Le chevalier, victime de la pression sociale.
La bonne rencontre,
Je me présente Sire Rébin de Silmerhelve, Chevalier du Renouveau de Lathandre et fils aîné d'une puissance famille aquafondaise. Je vais vous parler de la dure vie que doit mener une personne de ma condition. Le but de cet article est d'amener les PJ chevaliers à comprendre l'importance que leur caste accorde à la notion d'honneur. Sont d'abord visés les chevaliers qui se conforment au code féodal, plus ou moins influencé par l'amour courtois. Cependant, les paladins aussi peuvent être concernés, dans la mesure où leurs personnages, d'origine noble, assument les contraintes liées à ce statut en plus des obligations découlant de leur idéal religieux.
Ne pas pousser le heaume trop loin !
Parmi les articles du code de chevalerie, ce que les rôlistes d'aujourd'hui jouent probablement le plus à contre-coeur, c'est le dédain pour les trésors. On connaît l'incroyable mauvaise foi des joueurs soutenant qu'ils peuvent réellement - alors qu'ils sont revêtus d'une armure de plates complète et portent une jeune fille inconsciente sous un bras - transporter,en plus, la statue de platine d'une tonne et demie de Liira, déesse de l'Amour, le long d'une douzaine d'escaliers viscieux infestés d'orcs. ("Evidemment, discuteront-il confrontés aux faits, "je peux toujours revenir chercher la fille, si ça fait réellement trop.")
A coup sûr, les joueurs ne seront guère disposés à ce que leurs personnages suivent un code d'honneur qui leur rend la vie plus difficile. Mais un MJ expert fera jouer la pression sociale : car les PNJ, eux, savent parfaitement ce que représente l'honneur d'un chevalier, et ils s'attendent à que les PJ se conforment aux règles en usage.
" Ce ne sont que des orques !"
Imaginez la frustration d'une table de joueurs à cause d'un chevalier PNJ que leurs personnages ont réussi à persuader "d'aider" leur groupe. Supposons que ce PNJ, Sire Roderic le Hardi, prenne son tour de garde en pleine nuit alors que la compagnie campe dans une forêt de pins. Soudain, Sire Roderic perçoit le bruit d'une bande d'arcs qui s'approche. Autour du feu de camp dorment les PJ : Sire Belloane, un chevalier ; Lars un barbare Silk N'a-qu'un-œil, un voleur, et Jestra une enchanteresse. Sire Roderic va-t-il les réveiller pour qu'ils se joignent au combat ? ou va-t-il noblement décider qu'il peut prendre en main la situation tout seul ("Ce ne sont que des orcs !"), laissant les PJ se faire surprendre par la mêlée qui va suivre ? Si le combat tourne au désavantage du groupe, Sire Roderic acceptera-t-il de se retirer, ou va t-il proposer que le groupe oppose une ultime et vaillante résistance ? Si notre chevalier choisit le "retrait tactique", il voudra assurément être le dernier à reculer - et, au cas où Sire Belloane ne lui dispute pas cet honneur, il l'aiguillonnera plus tard à ce sujet. Finalement, s'étant retiré, Sire Roderic voudra s'assurer que son honneur n'a pas été terni. II discutera probablement avec les autres membres du groupe, et certainement avec Sire Belloane, pour savoir qui a accompli les plus vaillantes actions de la bataille.

> **Listing fourni**:
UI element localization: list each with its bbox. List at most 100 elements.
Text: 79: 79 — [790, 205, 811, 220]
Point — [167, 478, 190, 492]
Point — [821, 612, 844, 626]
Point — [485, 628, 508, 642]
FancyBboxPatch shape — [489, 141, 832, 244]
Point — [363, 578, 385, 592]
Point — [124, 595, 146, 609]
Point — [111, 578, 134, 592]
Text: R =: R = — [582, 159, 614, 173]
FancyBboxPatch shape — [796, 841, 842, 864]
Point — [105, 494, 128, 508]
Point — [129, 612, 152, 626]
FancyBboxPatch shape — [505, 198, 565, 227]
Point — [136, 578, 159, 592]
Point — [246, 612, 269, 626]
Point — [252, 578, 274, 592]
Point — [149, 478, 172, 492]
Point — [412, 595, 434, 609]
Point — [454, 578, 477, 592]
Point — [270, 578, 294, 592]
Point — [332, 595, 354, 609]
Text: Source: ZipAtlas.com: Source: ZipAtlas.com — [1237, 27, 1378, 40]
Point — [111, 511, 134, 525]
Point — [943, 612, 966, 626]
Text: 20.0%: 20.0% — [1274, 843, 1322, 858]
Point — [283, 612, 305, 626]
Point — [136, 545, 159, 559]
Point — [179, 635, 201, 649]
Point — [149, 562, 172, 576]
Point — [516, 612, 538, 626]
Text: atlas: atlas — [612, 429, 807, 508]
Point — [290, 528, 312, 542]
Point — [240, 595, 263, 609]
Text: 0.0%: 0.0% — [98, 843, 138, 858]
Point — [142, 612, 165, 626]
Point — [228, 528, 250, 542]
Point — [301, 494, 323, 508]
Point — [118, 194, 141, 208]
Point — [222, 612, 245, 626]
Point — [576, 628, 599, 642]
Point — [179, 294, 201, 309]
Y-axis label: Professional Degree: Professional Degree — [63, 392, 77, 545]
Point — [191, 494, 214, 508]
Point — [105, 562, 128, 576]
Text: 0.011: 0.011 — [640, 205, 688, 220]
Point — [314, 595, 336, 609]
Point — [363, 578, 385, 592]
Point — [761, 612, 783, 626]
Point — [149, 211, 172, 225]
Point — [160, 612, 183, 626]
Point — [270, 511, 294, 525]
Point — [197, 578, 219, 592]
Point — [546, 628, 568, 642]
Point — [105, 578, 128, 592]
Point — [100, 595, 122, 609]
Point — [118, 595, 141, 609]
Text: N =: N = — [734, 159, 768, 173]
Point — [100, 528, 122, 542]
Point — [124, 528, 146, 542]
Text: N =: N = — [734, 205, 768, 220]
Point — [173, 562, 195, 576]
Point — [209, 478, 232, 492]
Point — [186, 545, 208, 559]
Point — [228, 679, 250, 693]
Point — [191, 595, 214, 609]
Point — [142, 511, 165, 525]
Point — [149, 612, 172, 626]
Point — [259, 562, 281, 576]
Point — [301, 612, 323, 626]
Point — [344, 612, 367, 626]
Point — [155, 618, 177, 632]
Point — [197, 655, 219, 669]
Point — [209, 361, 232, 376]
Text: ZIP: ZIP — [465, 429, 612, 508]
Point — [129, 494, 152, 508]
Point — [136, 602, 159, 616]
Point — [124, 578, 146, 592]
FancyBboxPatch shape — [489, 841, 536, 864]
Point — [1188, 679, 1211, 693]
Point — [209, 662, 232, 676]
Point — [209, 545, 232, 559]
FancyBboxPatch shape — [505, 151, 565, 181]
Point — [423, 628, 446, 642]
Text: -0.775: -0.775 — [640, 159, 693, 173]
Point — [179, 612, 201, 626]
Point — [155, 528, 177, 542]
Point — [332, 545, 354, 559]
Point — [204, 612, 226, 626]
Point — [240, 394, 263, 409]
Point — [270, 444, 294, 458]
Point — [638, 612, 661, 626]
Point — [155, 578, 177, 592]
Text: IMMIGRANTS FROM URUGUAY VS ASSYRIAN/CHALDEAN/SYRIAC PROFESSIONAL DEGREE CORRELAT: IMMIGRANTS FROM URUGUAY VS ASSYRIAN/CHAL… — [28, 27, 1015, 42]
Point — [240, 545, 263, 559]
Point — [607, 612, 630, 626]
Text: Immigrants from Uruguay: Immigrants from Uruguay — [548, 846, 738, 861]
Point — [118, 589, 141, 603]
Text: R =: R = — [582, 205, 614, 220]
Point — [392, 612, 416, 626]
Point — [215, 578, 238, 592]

> **Consignes à suivre**:
(1) Répondez à ces questions d'après l'extrait sur le chevalier.
(a) De quel dieu Sire Rébin de Silmerhelve est-il Chevalier du Renouveau ?
(b) Quel article du code de chevalerie les rôlistes d'aujourd'hui jouent-ils probablement le plus à contre-cœur ?
(c) Quel personnage du groupe est une enchanteresse ?
(2) Transcrivez fidèlement l'extrait sur le chevalier, de « Le chevalier, victime » à « trop loin ! ».

> **Réponses par consigne**:
(1)
(a) Lathandre.
(b) Le dédain pour les trésors.
(c) Jestra.

(2)
Le chevalier, victime de la pression sociale.
La bonne rencontre,
Je me présente Sire Rébin de Silmerhelve, Chevalier du Renouveau de Lathandre et fils aîné d'une puissance famille aquafondaise. Je vais vous parler de la dure vie que doit mener une personne de ma condition. Le but de cet article est d'amener les PJ chevaliers à comprendre l'importance que leur caste accorde à la notion d'honneur. Sont d'abord visés les chevaliers qui se conforment au code féodal, plus ou moins influencé par l'amour courtois. Cependant, les paladins aussi peuvent être concernés, dans la mesure où leurs personnages, d'origine noble, assument les contraintes liées à ce statut en plus des obligations découlant de leur idéal religieux.
Ne pas pousser le heaume trop loin !